-- START --
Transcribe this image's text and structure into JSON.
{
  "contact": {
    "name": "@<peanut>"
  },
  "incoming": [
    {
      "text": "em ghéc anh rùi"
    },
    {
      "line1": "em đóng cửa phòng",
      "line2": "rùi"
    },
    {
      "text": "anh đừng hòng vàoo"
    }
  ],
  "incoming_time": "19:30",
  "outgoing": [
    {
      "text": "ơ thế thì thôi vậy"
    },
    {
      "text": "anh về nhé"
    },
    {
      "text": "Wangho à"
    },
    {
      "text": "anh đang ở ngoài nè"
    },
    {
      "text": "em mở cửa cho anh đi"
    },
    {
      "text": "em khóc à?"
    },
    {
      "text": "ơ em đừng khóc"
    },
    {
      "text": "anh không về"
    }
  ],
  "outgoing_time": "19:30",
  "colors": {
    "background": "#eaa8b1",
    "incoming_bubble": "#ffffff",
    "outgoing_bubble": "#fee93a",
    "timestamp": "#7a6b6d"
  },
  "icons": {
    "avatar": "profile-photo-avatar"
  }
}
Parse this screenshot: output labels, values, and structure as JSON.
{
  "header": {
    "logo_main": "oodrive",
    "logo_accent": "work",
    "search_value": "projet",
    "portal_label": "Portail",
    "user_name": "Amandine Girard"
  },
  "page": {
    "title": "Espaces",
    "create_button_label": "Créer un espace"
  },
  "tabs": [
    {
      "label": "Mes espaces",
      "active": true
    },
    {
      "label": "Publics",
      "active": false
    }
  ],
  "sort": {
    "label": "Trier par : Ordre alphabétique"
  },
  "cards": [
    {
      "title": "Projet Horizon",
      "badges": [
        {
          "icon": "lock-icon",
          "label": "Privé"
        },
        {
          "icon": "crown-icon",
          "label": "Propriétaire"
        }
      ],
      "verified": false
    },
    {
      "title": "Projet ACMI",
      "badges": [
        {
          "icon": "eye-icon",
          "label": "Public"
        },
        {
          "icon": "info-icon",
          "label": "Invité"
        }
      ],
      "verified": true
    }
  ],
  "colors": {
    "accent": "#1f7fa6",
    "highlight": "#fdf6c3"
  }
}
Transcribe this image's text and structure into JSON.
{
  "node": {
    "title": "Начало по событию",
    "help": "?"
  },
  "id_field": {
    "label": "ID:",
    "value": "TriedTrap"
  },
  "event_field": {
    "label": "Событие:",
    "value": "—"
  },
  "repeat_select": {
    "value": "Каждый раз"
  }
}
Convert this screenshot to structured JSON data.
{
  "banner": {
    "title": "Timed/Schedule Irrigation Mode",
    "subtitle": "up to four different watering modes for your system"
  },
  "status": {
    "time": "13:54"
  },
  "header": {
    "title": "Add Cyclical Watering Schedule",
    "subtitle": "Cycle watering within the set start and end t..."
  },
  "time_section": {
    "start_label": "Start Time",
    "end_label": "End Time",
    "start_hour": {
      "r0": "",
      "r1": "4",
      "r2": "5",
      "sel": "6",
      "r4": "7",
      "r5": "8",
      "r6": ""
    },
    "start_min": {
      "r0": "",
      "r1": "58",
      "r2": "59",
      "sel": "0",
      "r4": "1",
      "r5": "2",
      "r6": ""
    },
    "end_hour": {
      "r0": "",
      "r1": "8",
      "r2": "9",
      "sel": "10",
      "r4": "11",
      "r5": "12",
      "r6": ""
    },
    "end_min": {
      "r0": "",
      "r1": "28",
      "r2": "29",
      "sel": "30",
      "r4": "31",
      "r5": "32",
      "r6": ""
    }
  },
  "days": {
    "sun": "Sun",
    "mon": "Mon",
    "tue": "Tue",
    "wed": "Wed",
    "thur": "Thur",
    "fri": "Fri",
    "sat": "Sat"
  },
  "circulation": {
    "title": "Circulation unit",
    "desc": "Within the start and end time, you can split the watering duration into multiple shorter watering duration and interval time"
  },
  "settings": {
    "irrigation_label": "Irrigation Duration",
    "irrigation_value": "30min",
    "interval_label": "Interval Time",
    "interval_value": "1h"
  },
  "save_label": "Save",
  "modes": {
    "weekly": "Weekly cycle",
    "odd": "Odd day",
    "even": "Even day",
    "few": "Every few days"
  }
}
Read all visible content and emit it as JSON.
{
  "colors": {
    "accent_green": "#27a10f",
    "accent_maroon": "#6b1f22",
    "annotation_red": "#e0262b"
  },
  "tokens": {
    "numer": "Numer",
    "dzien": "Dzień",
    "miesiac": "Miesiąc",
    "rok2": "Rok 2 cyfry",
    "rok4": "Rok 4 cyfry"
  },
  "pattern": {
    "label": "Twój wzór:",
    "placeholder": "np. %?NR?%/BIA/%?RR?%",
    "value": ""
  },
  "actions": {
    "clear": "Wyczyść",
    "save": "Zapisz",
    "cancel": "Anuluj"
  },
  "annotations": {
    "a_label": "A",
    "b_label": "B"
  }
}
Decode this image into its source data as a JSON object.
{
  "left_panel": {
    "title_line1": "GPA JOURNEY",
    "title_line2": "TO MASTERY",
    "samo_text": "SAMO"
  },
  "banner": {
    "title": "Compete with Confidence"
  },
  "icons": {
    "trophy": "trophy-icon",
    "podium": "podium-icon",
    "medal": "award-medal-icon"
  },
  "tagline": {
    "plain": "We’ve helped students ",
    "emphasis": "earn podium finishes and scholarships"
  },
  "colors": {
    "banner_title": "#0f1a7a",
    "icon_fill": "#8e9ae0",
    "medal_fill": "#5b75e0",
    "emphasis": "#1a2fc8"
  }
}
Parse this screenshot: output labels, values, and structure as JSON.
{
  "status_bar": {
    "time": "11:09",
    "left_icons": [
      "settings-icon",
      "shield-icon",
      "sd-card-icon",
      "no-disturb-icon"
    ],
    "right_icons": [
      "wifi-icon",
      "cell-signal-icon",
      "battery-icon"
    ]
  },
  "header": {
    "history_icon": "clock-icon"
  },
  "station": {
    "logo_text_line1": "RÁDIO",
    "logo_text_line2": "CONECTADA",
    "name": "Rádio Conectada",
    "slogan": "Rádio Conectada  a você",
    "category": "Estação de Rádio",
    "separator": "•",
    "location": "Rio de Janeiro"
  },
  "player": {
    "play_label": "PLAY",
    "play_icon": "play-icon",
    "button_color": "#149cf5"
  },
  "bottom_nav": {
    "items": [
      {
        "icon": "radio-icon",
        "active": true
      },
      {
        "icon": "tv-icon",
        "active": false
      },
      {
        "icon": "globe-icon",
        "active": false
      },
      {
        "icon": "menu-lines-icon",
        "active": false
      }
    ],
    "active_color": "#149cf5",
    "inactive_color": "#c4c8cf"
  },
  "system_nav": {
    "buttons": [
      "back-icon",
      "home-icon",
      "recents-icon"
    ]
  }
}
-- END --
**EXERCISE DESCRIPTION:** Pick out the lines above containing the word "podium", then copy them.

**EXERCISE OUTPUT:**
    "podium": "podium-icon",
    "emphasis": "earn podium finishes and scholarships"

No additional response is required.